- **SET TASK**
Write out every line below that includes the word "子供が大きくなったら再び職業をもつ方がよい".

- **Items from a data source**
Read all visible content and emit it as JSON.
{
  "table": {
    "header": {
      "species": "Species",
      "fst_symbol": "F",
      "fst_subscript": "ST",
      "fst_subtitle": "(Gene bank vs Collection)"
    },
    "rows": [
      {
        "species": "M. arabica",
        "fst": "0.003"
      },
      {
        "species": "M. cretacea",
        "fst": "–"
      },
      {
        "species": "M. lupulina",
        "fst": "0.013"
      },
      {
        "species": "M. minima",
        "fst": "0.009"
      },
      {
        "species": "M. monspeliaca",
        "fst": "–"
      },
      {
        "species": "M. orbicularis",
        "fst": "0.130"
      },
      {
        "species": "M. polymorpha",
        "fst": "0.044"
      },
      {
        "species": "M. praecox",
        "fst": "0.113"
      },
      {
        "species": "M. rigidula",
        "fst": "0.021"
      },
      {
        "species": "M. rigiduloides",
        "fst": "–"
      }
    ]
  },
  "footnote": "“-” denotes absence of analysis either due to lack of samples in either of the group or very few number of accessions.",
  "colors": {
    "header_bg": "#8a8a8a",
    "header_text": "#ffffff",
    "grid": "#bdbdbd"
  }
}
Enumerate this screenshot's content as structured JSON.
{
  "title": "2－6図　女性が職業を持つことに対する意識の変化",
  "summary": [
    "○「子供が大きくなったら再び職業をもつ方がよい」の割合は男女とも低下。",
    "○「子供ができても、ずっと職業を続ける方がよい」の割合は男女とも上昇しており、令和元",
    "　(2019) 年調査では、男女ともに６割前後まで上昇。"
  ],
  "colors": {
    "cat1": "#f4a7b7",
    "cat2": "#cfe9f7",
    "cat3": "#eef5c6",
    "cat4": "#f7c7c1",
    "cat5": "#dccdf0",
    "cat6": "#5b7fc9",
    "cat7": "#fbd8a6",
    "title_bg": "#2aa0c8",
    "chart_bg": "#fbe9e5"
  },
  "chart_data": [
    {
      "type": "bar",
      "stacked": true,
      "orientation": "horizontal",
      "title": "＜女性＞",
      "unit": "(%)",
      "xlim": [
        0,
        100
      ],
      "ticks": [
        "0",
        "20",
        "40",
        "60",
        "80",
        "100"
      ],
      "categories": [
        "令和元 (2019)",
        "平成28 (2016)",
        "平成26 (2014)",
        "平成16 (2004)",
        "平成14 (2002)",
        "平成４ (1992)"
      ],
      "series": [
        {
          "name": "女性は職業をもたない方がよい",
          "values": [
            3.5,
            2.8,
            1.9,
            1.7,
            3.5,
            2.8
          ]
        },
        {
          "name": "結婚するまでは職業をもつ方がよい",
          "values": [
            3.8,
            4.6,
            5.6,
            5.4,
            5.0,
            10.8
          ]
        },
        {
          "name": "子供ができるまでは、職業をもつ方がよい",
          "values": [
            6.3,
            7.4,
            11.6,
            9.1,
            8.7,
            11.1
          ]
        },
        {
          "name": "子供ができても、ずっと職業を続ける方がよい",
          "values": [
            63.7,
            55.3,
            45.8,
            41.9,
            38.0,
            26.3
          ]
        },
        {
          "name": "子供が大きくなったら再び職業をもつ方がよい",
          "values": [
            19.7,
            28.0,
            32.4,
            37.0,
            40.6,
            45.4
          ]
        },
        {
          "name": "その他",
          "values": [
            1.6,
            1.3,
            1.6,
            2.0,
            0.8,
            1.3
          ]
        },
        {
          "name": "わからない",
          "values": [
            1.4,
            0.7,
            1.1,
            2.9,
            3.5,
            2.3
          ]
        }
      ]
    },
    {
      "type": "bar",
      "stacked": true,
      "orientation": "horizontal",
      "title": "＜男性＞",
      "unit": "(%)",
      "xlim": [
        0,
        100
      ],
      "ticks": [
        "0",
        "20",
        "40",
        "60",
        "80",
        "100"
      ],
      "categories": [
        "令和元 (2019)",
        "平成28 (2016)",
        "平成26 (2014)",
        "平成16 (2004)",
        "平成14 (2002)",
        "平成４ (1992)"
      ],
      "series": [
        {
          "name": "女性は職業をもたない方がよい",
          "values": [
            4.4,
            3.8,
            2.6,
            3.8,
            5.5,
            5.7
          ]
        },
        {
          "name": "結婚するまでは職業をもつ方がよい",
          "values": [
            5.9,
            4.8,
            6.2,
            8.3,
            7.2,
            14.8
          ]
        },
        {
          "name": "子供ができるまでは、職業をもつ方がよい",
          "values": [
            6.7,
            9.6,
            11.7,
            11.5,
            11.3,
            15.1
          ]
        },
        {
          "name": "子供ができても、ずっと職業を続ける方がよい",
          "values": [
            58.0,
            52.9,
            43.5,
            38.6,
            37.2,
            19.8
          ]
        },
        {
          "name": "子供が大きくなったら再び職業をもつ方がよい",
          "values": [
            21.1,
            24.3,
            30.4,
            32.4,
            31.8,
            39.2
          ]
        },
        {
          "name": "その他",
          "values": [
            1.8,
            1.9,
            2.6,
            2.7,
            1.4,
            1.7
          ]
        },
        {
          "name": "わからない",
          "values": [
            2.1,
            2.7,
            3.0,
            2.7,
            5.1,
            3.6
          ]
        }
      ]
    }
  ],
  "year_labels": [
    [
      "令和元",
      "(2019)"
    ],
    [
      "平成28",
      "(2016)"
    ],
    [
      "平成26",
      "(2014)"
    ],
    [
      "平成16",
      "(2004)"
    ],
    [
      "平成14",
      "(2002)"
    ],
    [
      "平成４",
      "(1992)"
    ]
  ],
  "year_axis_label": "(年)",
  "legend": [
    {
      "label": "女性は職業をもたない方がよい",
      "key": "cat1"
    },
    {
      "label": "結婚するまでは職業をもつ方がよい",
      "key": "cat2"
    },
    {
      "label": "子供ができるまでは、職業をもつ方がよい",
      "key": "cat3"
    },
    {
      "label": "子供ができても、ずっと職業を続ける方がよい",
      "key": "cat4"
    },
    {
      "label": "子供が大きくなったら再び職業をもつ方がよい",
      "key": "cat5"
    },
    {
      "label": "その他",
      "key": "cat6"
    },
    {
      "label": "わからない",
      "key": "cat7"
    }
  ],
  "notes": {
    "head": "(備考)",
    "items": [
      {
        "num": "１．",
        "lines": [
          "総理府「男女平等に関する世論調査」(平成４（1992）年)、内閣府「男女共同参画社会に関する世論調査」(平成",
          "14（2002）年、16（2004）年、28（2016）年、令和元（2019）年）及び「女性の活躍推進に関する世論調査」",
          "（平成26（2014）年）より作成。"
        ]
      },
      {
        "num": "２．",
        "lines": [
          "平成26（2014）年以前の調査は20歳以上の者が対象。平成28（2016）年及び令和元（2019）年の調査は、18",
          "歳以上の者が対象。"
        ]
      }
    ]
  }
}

- **RESULT**
    "○「子供が大きくなったら再び職業をもつ方がよい」の割合は男女とも低下。",
          "name": "子供が大きくなったら再び職業をもつ方がよい",
          "name": "子供が大きくなったら再び職業をもつ方がよい",
      "label": "子供が大きくなったら再び職業をもつ方がよい",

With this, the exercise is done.